Box coordinate listings

>> begin

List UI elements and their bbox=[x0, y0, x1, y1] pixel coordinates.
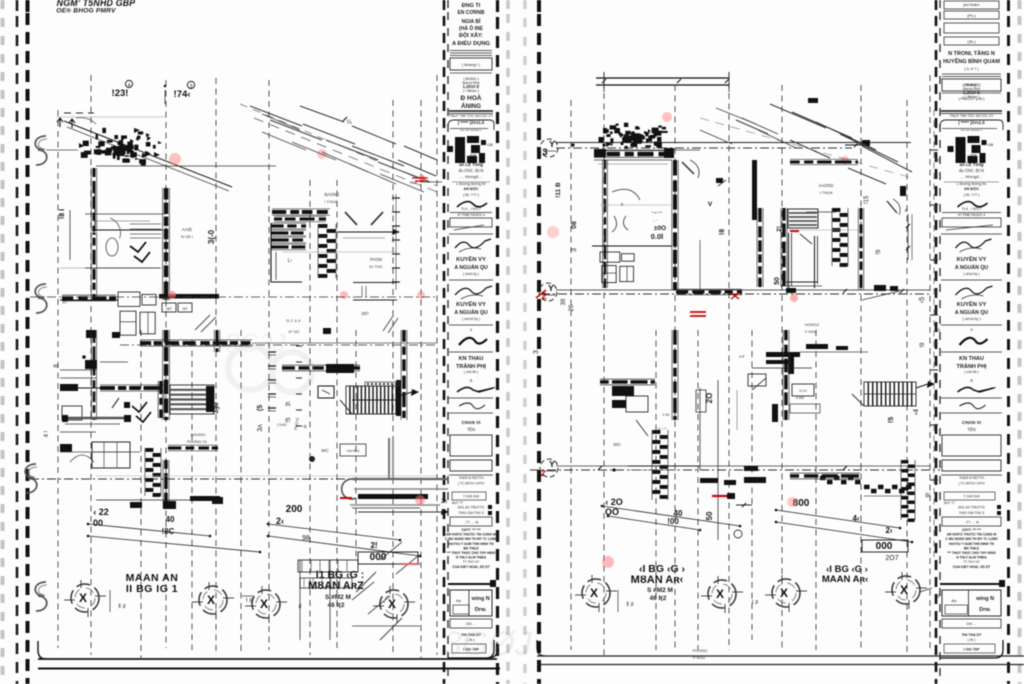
svg-text:Y: Y bbox=[549, 459, 555, 469]
svg-text:N OE I: N OE I bbox=[181, 234, 193, 239]
svg-text:X: X bbox=[388, 597, 396, 611]
svg-text:ÁNING: ÁNING bbox=[461, 103, 481, 110]
svg-text:ĐNG TI: ĐNG TI bbox=[462, 3, 481, 9]
svg-text:TNUT TIM TỐC WO DC 2Y: TNUT TIM TỐC WO DC 2Y bbox=[449, 113, 494, 118]
svg-text:5!: 5! bbox=[936, 328, 942, 332]
svg-text:!9: !9 bbox=[876, 249, 882, 255]
svg-text:3ȝ0: 3ȝ0 bbox=[213, 402, 220, 414]
svg-text:(5: (5 bbox=[257, 405, 264, 411]
svg-text:Aa: Aa bbox=[456, 598, 462, 603]
svg-text:HmThU Y AUM THN HINH TN: HmThU Y AUM THN HINH TN bbox=[449, 542, 495, 546]
svg-text:Drw.: Drw. bbox=[475, 607, 487, 613]
svg-text:S ≠M2 M: S ≠M2 M bbox=[647, 587, 673, 594]
svg-text:Y: Y bbox=[548, 283, 554, 293]
svg-text:1F M2: 1F M2 bbox=[288, 329, 300, 334]
svg-text:50: 50 bbox=[774, 277, 781, 285]
svg-text:( cnb.9b ): ( cnb.9b ) bbox=[464, 370, 478, 374]
svg-text:#7 PMB PAGES 4: #7 PMB PAGES 4 bbox=[457, 213, 484, 217]
svg-text:mini fibui: mini fibui bbox=[347, 449, 360, 453]
svg-text:BUY 77: BUY 77 bbox=[452, 501, 463, 505]
svg-text:I GG 76P: I GG 76P bbox=[964, 648, 980, 652]
svg-text:AN ĐỘC: AN ĐỘC bbox=[964, 186, 979, 191]
svg-text:jed Nden: jed Nden bbox=[962, 2, 979, 7]
svg-text:3: 3 bbox=[542, 147, 547, 158]
svg-text:PHON: PHON bbox=[370, 257, 382, 262]
svg-text:( cnb.9b ): ( cnb.9b ) bbox=[964, 370, 978, 374]
svg-text:( cernd by ): ( cernd by ) bbox=[962, 317, 980, 321]
svg-text:TY THY HY: TY THY HY bbox=[963, 560, 980, 564]
svg-text:10.K!: 10.K! bbox=[799, 389, 807, 393]
svg-text:Drw.: Drw. bbox=[979, 607, 991, 613]
svg-text:..T7 … N: ..T7 … N bbox=[964, 521, 979, 525]
svg-text:TRÀNH PHỊ: TRÀNH PHỊ bbox=[957, 363, 987, 370]
svg-text:Y: Y bbox=[549, 139, 555, 149]
svg-text:S = ?: S = ? bbox=[658, 427, 666, 431]
svg-text:!74‹: !74‹ bbox=[174, 89, 191, 100]
svg-text:4 Mℓ: 4 Mℓ bbox=[663, 413, 671, 417]
svg-text:X: X bbox=[900, 583, 908, 597]
svg-text:GB: GB bbox=[988, 142, 994, 147]
svg-text:Ghi …: Ghi … bbox=[966, 622, 977, 626]
svg-text:( PM/CuT y-M ): ( PM/CuT y-M ) bbox=[959, 97, 986, 101]
svg-text:BUY 77: BUY 77 bbox=[944, 501, 955, 505]
svg-text:… Wơngđ…: … Wơngđ… bbox=[960, 174, 982, 179]
svg-text:DHL AX TRUTTG: DHL AX TRUTTG bbox=[458, 506, 485, 510]
svg-text:KN THAU: KN THAU bbox=[459, 356, 484, 362]
svg-text:X: X bbox=[716, 587, 724, 601]
svg-text:!8: !8 bbox=[719, 229, 726, 235]
svg-text:TL4…/ 87L7: TL4…/ 87L7 bbox=[962, 207, 982, 211]
svg-text:I ♯: I ♯ bbox=[752, 599, 758, 606]
svg-text:( ***** )2Vx1.5: ( ***** )2Vx1.5 bbox=[958, 120, 985, 125]
svg-text:287: 287 bbox=[361, 311, 369, 316]
svg-text:HONG2: HONG2 bbox=[805, 322, 820, 327]
svg-text:‹ 2O: ‹ 2O bbox=[605, 497, 623, 507]
svg-text:2O7: 2O7 bbox=[885, 555, 898, 562]
svg-text:50: 50 bbox=[705, 511, 714, 520]
svg-text:I THUA: I THUA bbox=[324, 199, 337, 204]
svg-text:F NGU: F NGU bbox=[805, 330, 817, 334]
svg-text:‹: ‹ bbox=[935, 388, 937, 394]
svg-text:˚˗˗ ″: ˚˗˗ ″ bbox=[652, 218, 658, 223]
svg-text:3ʌ: 3ʌ bbox=[257, 424, 264, 432]
svg-text:‖ ♯: ‖ ♯ bbox=[626, 601, 633, 608]
svg-text:BAONG: BAONG bbox=[324, 192, 339, 197]
svg-text:…oup: …oup bbox=[966, 152, 977, 157]
svg-text:Aa: Aa bbox=[951, 598, 957, 603]
svg-text:3: 3 bbox=[190, 84, 193, 90]
svg-text:40: 40 bbox=[166, 515, 175, 524]
svg-text:( timang? ): ( timang? ) bbox=[462, 63, 481, 67]
svg-text:TÊN: TÊN bbox=[967, 427, 975, 432]
svg-text:‹4: ‹4 bbox=[913, 409, 920, 415]
svg-text:( smd by ): ( smd by ) bbox=[964, 272, 980, 276]
svg-text:*** THUY THUC CHO THY HING: *** THUY THUC CHO THY HING bbox=[947, 551, 996, 555]
svg-text:THER Đ RETTH: THER Đ RETTH bbox=[959, 476, 984, 480]
svg-text:!00: !00 bbox=[667, 517, 679, 526]
svg-text:3: 3 bbox=[533, 350, 540, 354]
svg-text:A NGUẢN QU: A NGUẢN QU bbox=[955, 309, 988, 316]
svg-text:2‹: 2‹ bbox=[885, 526, 892, 535]
svg-text:08: 08 bbox=[571, 221, 578, 229]
svg-text:(Ph.): (Ph.) bbox=[967, 13, 976, 18]
svg-text:C MU NUNG NHI TH WY TI: LUNH: C MU NUNG NHI TH WY TI: LUNH bbox=[445, 537, 498, 541]
svg-text:!5: !5 bbox=[286, 417, 292, 423]
svg-text:3GØJ: 3GØJ bbox=[443, 625, 533, 663]
svg-text:00: 00 bbox=[93, 518, 103, 528]
svg-text:HmThU Y AUM THN HINH TN: HmThU Y AUM THN HINH TN bbox=[949, 542, 995, 546]
svg-text:TNUT TIM TỐC WO DC 2Y: TNUT TIM TỐC WO DC 2Y bbox=[950, 113, 995, 118]
svg-text:IG THC: IG THC bbox=[369, 264, 383, 269]
svg-text:‖ ♯: ‖ ♯ bbox=[118, 603, 125, 610]
svg-text:0.0l: 0.0l bbox=[651, 232, 664, 241]
svg-text:N THLY ALM THIEA: N THLY ALM THIEA bbox=[956, 556, 987, 560]
svg-text:( TC WITH I HITH: ( TC WITH I HITH bbox=[458, 482, 485, 486]
svg-text:MAAN Aʀ‹: MAAN Aʀ‹ bbox=[822, 574, 868, 585]
svg-text:MȢAN AʀZ: MȢAN AʀZ bbox=[308, 580, 364, 592]
svg-text:#7 PMB PAGES 4: #7 PMB PAGES 4 bbox=[958, 213, 985, 217]
svg-text:2!: 2! bbox=[370, 541, 377, 550]
svg-text:I ♯: I ♯ bbox=[246, 597, 252, 604]
svg-text:N THLY ALM THIEA: N THLY ALM THIEA bbox=[456, 556, 487, 560]
svg-text:CHAT: CHAT bbox=[277, 423, 288, 427]
svg-text:000: 000 bbox=[370, 552, 387, 563]
svg-text:X: X bbox=[590, 586, 598, 600]
svg-text:(HÀ Ô INE: (HÀ Ô INE bbox=[459, 24, 484, 32]
svg-text:2ʌ: 2ʌ bbox=[441, 499, 447, 505]
svg-text:KN THAU: KN THAU bbox=[959, 356, 984, 362]
svg-text:il: il bbox=[470, 327, 472, 332]
svg-text:!8C: !8C bbox=[162, 527, 175, 536]
svg-text:S ≠M2 M: S ≠M2 M bbox=[325, 594, 351, 601]
svg-text:wing N: wing N bbox=[975, 596, 994, 602]
svg-text:an LẾ Tổng: an LẾ Tổng bbox=[459, 162, 483, 167]
svg-text:200: 200 bbox=[286, 504, 303, 515]
svg-text:!5 C & #: !5 C & # bbox=[286, 318, 301, 323]
svg-text:BN THILE: BN THILE bbox=[463, 546, 479, 550]
svg-text:9!: 9! bbox=[926, 492, 932, 497]
svg-text:DHL AX TRUTTG: DHL AX TRUTTG bbox=[958, 506, 985, 510]
svg-text:L Đương đường 5n: L Đương đường 5n bbox=[456, 182, 485, 186]
svg-text:PHONG 01: PHONG 01 bbox=[187, 439, 208, 444]
svg-text:X: X bbox=[780, 586, 788, 600]
svg-text:46 Ʀ2: 46 Ʀ2 bbox=[328, 602, 345, 609]
svg-text:… Wơngđ…: … Wơngđ… bbox=[460, 174, 482, 179]
svg-text:..T7 … N: ..T7 … N bbox=[464, 521, 479, 525]
svg-text:THER Đ RETTH: THER Đ RETTH bbox=[459, 476, 484, 480]
svg-text:AR KHITO THUTIC TIN CUNG M: AR KHITO THUTIC TIN CUNG M bbox=[947, 533, 997, 537]
svg-text:( b, b.? ): ( b, b.? ) bbox=[964, 67, 979, 71]
svg-text:CHYT. *** ***: CHYT. *** *** bbox=[461, 528, 481, 532]
svg-text:**∗****: **∗**** bbox=[651, 211, 663, 215]
svg-text:…oup: …oup bbox=[466, 152, 477, 157]
svg-text:L‹: L‹ bbox=[288, 258, 293, 264]
svg-text:WC: WC bbox=[321, 448, 329, 453]
svg-text:( ĐL ??? ): ( ĐL ??? ) bbox=[463, 193, 479, 197]
svg-text:!15: !15 bbox=[864, 195, 870, 204]
svg-text:X: X bbox=[207, 593, 215, 607]
svg-text:KUYỄN VY: KUYỄN VY bbox=[456, 256, 486, 263]
svg-text:KUYỄN VY: KUYỄN VY bbox=[957, 256, 987, 263]
svg-text:F✐: F✐ bbox=[739, 354, 745, 359]
svg-text:2: 2 bbox=[541, 469, 546, 478]
svg-text:il: il bbox=[971, 327, 973, 332]
svg-text:±0O: ±0O bbox=[654, 225, 666, 232]
svg-text:wing N: wing N bbox=[471, 596, 490, 602]
svg-text:*** THUY THUC CHO THY HING: *** THUY THUC CHO THY HING bbox=[447, 551, 496, 555]
svg-text:KUYỄN VY: KUYỄN VY bbox=[957, 301, 987, 308]
svg-text:000: 000 bbox=[876, 541, 893, 552]
svg-text:AN ĐỘC: AN ĐỘC bbox=[464, 186, 479, 191]
svg-text:( cernd by ): ( cernd by ) bbox=[462, 317, 480, 321]
svg-text:HUYẼNG BÌNH QUAM: HUYẼNG BÌNH QUAM bbox=[943, 57, 1000, 65]
svg-text:CUA KIET HOAL XD DT: CUA KIET HOAL XD DT bbox=[953, 565, 991, 569]
svg-text:39: 39 bbox=[561, 298, 567, 305]
svg-text:*** *** ******* *: *** *** ******* * bbox=[961, 129, 983, 133]
svg-text:NGUNG: NGUNG bbox=[191, 432, 206, 437]
svg-text:A NGUẢN QU: A NGUẢN QU bbox=[454, 309, 487, 316]
svg-text:THIG GIA THU 3: THIG GIA THU 3 bbox=[959, 511, 984, 515]
svg-text:2‹: 2‹ bbox=[276, 516, 284, 526]
svg-text:KUYỄN VY: KUYỄN VY bbox=[456, 301, 486, 308]
svg-text:TY THY HY: TY THY HY bbox=[463, 560, 480, 564]
svg-text:EN CƠRNB: EN CƠRNB bbox=[457, 10, 484, 16]
svg-text:!11 B: !11 B bbox=[555, 182, 562, 198]
svg-text:AR KHITO THUTIC TIN CUNG M: AR KHITO THUTIC TIN CUNG M bbox=[446, 533, 496, 537]
svg-text:( ***** )2Vx1.5: ( ***** )2Vx1.5 bbox=[458, 120, 485, 125]
svg-text:an LẾ Tổng: an LẾ Tổng bbox=[960, 162, 984, 167]
svg-text:THI THA DT: THI THA DT bbox=[962, 633, 983, 637]
svg-text:GB: GB bbox=[487, 142, 493, 147]
svg-text:X: X bbox=[260, 597, 268, 611]
svg-text:X: X bbox=[79, 591, 87, 605]
svg-text:!23!: !23! bbox=[112, 88, 129, 99]
svg-text:( TC WITH I HITH: ( TC WITH I HITH bbox=[958, 482, 985, 486]
svg-text:CHYT. *** ***: CHYT. *** *** bbox=[962, 528, 982, 532]
svg-text:du Chủ’, Đị N: du Chủ’, Đị N bbox=[459, 168, 484, 173]
svg-text:Đ HOÀ: Đ HOÀ bbox=[461, 93, 482, 102]
svg-text:3: 3 bbox=[571, 248, 578, 252]
svg-text:‹: ‹ bbox=[935, 464, 937, 470]
svg-text:3\: 3\ bbox=[286, 401, 292, 406]
svg-text:ĐỘI XÂY:: ĐỘI XÂY: bbox=[459, 31, 483, 39]
svg-text:AAIE: AAIE bbox=[182, 227, 192, 232]
svg-text:OE® BHOG PMRV: OE® BHOG PMRV bbox=[56, 7, 116, 15]
svg-text:T GHI GHI: T GHI GHI bbox=[463, 495, 479, 499]
svg-text:( ĐL ??? ): ( ĐL ??? ) bbox=[964, 193, 980, 197]
svg-text:V: V bbox=[708, 201, 713, 208]
svg-text:CHAN VI: CHAN VI bbox=[962, 420, 981, 425]
svg-text:A ĐIỂU DỤNG: A ĐIỂU DỤNG bbox=[452, 40, 491, 47]
svg-text:A NGUẢN QU: A NGUẢN QU bbox=[955, 264, 988, 271]
svg-text:du Chủ’, Đị N: du Chủ’, Đị N bbox=[959, 168, 984, 173]
svg-text:*** *** ******* *: *** *** ******* * bbox=[460, 129, 482, 133]
svg-text:3(-0: 3(-0 bbox=[207, 229, 216, 244]
svg-text:WC: WC bbox=[613, 442, 621, 447]
svg-text:TL4…/ 87L7: TL4…/ 87L7 bbox=[461, 207, 481, 211]
svg-text:A NGUẢN QU: A NGUẢN QU bbox=[454, 264, 487, 271]
svg-text:BN THILE: BN THILE bbox=[964, 546, 980, 550]
svg-text:( đn ): ( đn ) bbox=[968, 638, 976, 642]
svg-text:N TRONI, TẦNG N: N TRONI, TẦNG N bbox=[948, 50, 995, 57]
svg-text:II BG IG 1: II BG IG 1 bbox=[126, 583, 178, 595]
svg-text:I THUA: I THUA bbox=[819, 190, 832, 195]
svg-text:♯: ♯ bbox=[299, 603, 302, 610]
svg-text:!8 I: !8 I bbox=[59, 209, 66, 219]
svg-text:‹ 22: ‹ 22 bbox=[93, 507, 109, 517]
svg-text:!87: !87 bbox=[166, 306, 172, 311]
svg-text:26: 26 bbox=[569, 304, 575, 311]
svg-text:NGIA BÍ: NGIA BÍ bbox=[462, 17, 481, 25]
svg-text:‹5: ‹5 bbox=[919, 297, 926, 303]
svg-text:TRÀNH PHỊ: TRÀNH PHỊ bbox=[456, 363, 486, 370]
svg-text:TÊN: TÊN bbox=[467, 427, 475, 432]
svg-text:T GHI GHI: T GHI GHI bbox=[964, 495, 980, 499]
svg-text:4 !: 4 ! bbox=[44, 430, 50, 437]
svg-text:!97: !97 bbox=[182, 306, 188, 311]
svg-text:5!: 5! bbox=[936, 158, 942, 162]
svg-text:( smd by ): ( smd by ) bbox=[463, 272, 479, 276]
svg-text:(3b.): (3b.) bbox=[967, 39, 976, 44]
svg-text:CUA KIET HOAL XD DT: CUA KIET HOAL XD DT bbox=[452, 565, 490, 569]
svg-text:L Đương đường 5n: L Đương đường 5n bbox=[957, 182, 986, 186]
svg-text:THIG GIA THU 3: THIG GIA THU 3 bbox=[458, 511, 483, 515]
svg-text:PHONG: PHONG bbox=[693, 648, 708, 653]
svg-text:!9: !9 bbox=[920, 342, 926, 348]
svg-text:4: 4 bbox=[128, 83, 131, 89]
svg-text:AAONG: AAONG bbox=[818, 183, 833, 188]
svg-text:!5: !5 bbox=[888, 417, 895, 423]
svg-text:( I fillmer ): ( I fillmer ) bbox=[463, 89, 479, 93]
svg-text:C MU NUNG NHI TH WY TI: LUNH: C MU NUNG NHI TH WY TI: LUNH bbox=[945, 537, 998, 541]
svg-text:MȢAN Aʀ‹: MȢAN Aʀ‹ bbox=[631, 574, 684, 586]
svg-text:đ 4Mℓ: đ 4Mℓ bbox=[796, 396, 804, 400]
svg-text:2!: 2! bbox=[776, 226, 783, 232]
svg-text:46 Ʀ2: 46 Ʀ2 bbox=[650, 595, 667, 602]
svg-text:♯: ♯ bbox=[937, 593, 940, 600]
svg-text:98: 98 bbox=[302, 535, 310, 542]
svg-text:CHAN VI: CHAN VI bbox=[462, 420, 481, 425]
svg-text:P NGU: P NGU bbox=[693, 656, 705, 660]
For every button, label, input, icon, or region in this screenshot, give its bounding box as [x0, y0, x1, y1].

>> end

WORK INSTRUCTIONS —
Reproduce everything in the items from the line containing "svg-text:Y: Y bbox=[549, 459, 555, 469]" down to the line containing "542, 495, 546]", substituting "bounds" for every occurrence of "bbox" and leaving all else unchanged.

TASK OUTPUT —
svg-text:Y: Y bounds=[549, 459, 555, 469]
svg-text:N OE I: N OE I bounds=[181, 234, 193, 239]
svg-text:X: X bounds=[388, 597, 396, 611]
svg-text:ÁNING: ÁNING bounds=[461, 103, 481, 110]
svg-text:ĐNG TI: ĐNG TI bounds=[462, 3, 481, 9]
svg-text:TNUT TIM TỐC WO DC 2Y: TNUT TIM TỐC WO DC 2Y bounds=[449, 113, 494, 118]
svg-text:5!: 5! bounds=[936, 328, 942, 332]
svg-text:!9: !9 bounds=[876, 249, 882, 255]
svg-text:3ȝ0: 3ȝ0 bounds=[213, 402, 220, 414]
svg-text:(5: (5 bounds=[257, 405, 264, 411]
svg-text:Aa: Aa bounds=[456, 598, 462, 603]
svg-text:HmThU Y AUM THN HINH TN: HmThU Y AUM THN HINH TN bounds=[449, 542, 495, 546]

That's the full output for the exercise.